■ **Given exercise**: Return the records exactly as they are.

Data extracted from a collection
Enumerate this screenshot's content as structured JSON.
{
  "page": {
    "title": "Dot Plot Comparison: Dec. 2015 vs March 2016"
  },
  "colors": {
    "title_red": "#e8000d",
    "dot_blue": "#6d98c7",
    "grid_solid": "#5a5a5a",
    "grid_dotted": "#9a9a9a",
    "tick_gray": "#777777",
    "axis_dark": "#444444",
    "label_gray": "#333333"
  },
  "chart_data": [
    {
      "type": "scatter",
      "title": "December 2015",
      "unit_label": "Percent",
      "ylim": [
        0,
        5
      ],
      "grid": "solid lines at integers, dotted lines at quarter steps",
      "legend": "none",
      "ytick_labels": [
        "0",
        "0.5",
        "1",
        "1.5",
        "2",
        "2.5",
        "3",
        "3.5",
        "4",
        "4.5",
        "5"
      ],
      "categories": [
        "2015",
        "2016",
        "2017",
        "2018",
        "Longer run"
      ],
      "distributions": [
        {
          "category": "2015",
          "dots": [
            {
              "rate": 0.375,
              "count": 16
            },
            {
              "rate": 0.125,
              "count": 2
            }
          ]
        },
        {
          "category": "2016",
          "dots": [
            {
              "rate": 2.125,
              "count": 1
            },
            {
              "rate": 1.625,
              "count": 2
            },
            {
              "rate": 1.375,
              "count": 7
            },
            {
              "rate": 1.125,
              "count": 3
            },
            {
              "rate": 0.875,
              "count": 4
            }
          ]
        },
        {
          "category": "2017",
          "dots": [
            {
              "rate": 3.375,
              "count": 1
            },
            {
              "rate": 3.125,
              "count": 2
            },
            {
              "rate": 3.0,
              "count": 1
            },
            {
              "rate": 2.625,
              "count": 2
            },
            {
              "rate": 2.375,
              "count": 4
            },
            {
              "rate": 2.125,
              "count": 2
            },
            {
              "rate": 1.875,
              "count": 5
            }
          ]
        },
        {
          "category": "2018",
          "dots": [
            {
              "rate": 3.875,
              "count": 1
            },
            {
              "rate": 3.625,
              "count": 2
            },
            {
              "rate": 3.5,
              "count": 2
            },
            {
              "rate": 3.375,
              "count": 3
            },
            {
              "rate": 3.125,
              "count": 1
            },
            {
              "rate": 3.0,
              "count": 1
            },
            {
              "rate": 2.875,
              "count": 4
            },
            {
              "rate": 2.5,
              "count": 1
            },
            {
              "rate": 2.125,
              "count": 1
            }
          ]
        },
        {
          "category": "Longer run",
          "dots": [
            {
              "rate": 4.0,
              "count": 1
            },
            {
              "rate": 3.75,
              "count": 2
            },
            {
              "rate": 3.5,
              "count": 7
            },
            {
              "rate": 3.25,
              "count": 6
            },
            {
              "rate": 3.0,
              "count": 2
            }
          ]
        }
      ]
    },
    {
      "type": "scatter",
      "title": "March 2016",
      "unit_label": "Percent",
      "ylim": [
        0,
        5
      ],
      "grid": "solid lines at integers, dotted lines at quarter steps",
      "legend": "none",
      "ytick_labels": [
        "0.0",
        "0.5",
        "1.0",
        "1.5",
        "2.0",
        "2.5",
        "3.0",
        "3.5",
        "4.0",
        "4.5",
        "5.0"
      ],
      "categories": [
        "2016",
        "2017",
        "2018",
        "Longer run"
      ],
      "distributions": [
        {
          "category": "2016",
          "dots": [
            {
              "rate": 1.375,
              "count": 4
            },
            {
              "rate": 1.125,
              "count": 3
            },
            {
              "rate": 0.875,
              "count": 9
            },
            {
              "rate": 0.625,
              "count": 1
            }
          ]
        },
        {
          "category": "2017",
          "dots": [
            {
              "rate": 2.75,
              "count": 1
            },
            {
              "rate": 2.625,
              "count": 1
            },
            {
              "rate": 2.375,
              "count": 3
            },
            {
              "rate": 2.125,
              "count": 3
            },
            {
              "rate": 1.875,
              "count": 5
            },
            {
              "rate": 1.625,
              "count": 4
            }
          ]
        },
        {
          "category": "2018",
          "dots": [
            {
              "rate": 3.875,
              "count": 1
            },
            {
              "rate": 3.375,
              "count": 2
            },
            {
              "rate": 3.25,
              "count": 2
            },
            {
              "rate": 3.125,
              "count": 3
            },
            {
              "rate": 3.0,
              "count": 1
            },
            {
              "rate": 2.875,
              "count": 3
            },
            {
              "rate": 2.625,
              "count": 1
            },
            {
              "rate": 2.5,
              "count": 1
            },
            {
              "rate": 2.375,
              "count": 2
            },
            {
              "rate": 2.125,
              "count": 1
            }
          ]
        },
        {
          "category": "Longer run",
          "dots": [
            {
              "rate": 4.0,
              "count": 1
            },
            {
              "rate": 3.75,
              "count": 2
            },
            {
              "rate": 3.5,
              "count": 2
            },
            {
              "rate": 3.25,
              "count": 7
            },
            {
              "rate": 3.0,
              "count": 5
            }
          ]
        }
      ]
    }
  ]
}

■ **Finished answer**:
Enumerate this screenshot's content as structured JSON.
{
  "page": {
    "title": "Dot Plot Comparison: Dec. 2015 vs March 2016"
  },
  "colors": {
    "title_red": "#e8000d",
    "dot_blue": "#6d98c7",
    "grid_solid": "#5a5a5a",
    "grid_dotted": "#9a9a9a",
    "tick_gray": "#777777",
    "axis_dark": "#444444",
    "label_gray": "#333333"
  },
  "chart_data": [
    {
      "type": "scatter",
      "title": "December 2015",
      "unit_label": "Percent",
      "ylim": [
        0,
        5
      ],
      "grid": "solid lines at integers, dotted lines at quarter steps",
      "legend": "none",
      "ytick_labels": [
        "0",
        "0.5",
        "1",
        "1.5",
        "2",
        "2.5",
        "3",
        "3.5",
        "4",
        "4.5",
        "5"
      ],
      "categories": [
        "2015",
        "2016",
        "2017",
        "2018",
        "Longer run"
      ],
      "distributions": [
        {
          "category": "2015",
          "dots": [
            {
              "rate": 0.375,
              "count": 16
            },
            {
              "rate": 0.125,
              "count": 2
            }
          ]
        },
        {
          "category": "2016",
          "dots": [
            {
              "rate": 2.125,
              "count": 1
            },
            {
              "rate": 1.625,
              "count": 2
            },
            {
              "rate": 1.375,
              "count": 7
            },
            {
              "rate": 1.125,
              "count": 3
            },
            {
              "rate": 0.875,
              "count": 4
            }
          ]
        },
        {
          "category": "2017",
          "dots": [
            {
              "rate": 3.375,
              "count": 1
            },
            {
              "rate": 3.125,
              "count": 2
            },
            {
              "rate": 3.0,
              "count": 1
            },
            {
              "rate": 2.625,
              "count": 2
            },
            {
              "rate": 2.375,
              "count": 4
            },
            {
              "rate": 2.125,
              "count": 2
            },
            {
              "rate": 1.875,
              "count": 5
            }
          ]
        },
        {
          "category": "2018",
          "dots": [
            {
              "rate": 3.875,
              "count": 1
            },
            {
              "rate": 3.625,
              "count": 2
            },
            {
              "rate": 3.5,
              "count": 2
            },
            {
              "rate": 3.375,
              "count": 3
            },
            {
              "rate": 3.125,
              "count": 1
            },
            {
              "rate": 3.0,
              "count": 1
            },
            {
              "rate": 2.875,
              "count": 4
            },
            {
              "rate": 2.5,
              "count": 1
            },
            {
              "rate": 2.125,
              "count": 1
            }
          ]
        },
        {
          "category": "Longer run",
          "dots": [
            {
              "rate": 4.0,
              "count": 1
            },
            {
              "rate": 3.75,
              "count": 2
            },
            {
              "rate": 3.5,
              "count": 7
            },
            {
              "rate": 3.25,
              "count": 6
            },
            {
              "rate": 3.0,
              "count": 2
            }
          ]
        }
      ]
    },
    {
      "type": "scatter",
      "title": "March 2016",
      "unit_label": "Percent",
      "ylim": [
        0,
        5
      ],
      "grid": "solid lines at integers, dotted lines at quarter steps",
      "legend": "none",
      "ytick_labels": [
        "0.0",
        "0.5",
        "1.0",
        "1.5",
        "2.0",
        "2.5",
        "3.0",
        "3.5",
        "4.0",
        "4.5",
        "5.0"
      ],
      "categories": [
        "2016",
        "2017",
        "2018",
        "Longer run"
      ],
      "distributions": [
        {
          "category": "2016",
          "dots": [
            {
              "rate": 1.375,
              "count": 4
            },
            {
              "rate": 1.125,
              "count": 3
            },
            {
              "rate": 0.875,
              "count": 9
            },
            {
              "rate": 0.625,
              "count": 1
            }
          ]
        },
        {
          "category": "2017",
          "dots": [
            {
              "rate": 2.75,
              "count": 1
            },
            {
              "rate": 2.625,
              "count": 1
            },
            {
              "rate": 2.375,
              "count": 3
            },
            {
              "rate": 2.125,
              "count": 3
            },
            {
              "rate": 1.875,
              "count": 5
            },
            {
              "rate": 1.625,
              "count": 4
            }
          ]
        },
        {
          "category": "2018",
          "dots": [
            {
              "rate": 3.875,
              "count": 1
            },
            {
              "rate": 3.375,
              "count": 2
            },
            {
              "rate": 3.25,
              "count": 2
            },
            {
              "rate": 3.125,
              "count": 3
            },
            {
              "rate": 3.0,
              "count": 1
            },
            {
              "rate": 2.875,
              "count": 3
            },
            {
              "rate": 2.625,
              "count": 1
            },
            {
              "rate": 2.5,
              "count": 1
            },
            {
              "rate": 2.375,
              "count": 2
            },
            {
              "rate": 2.125,
              "count": 1
            }
          ]
        },
        {
          "category": "Longer run",
          "dots": [
            {
              "rate": 4.0,
              "count": 1
            },
            {
              "rate": 3.75,
              "count": 2
            },
            {
              "rate": 3.5,
              "count": 2
            },
            {
              "rate": 3.25,
              "count": 7
            },
            {
              "rate": 3.0,
              "count": 5
            }
          ]
        }
      ]
    }
  ]
}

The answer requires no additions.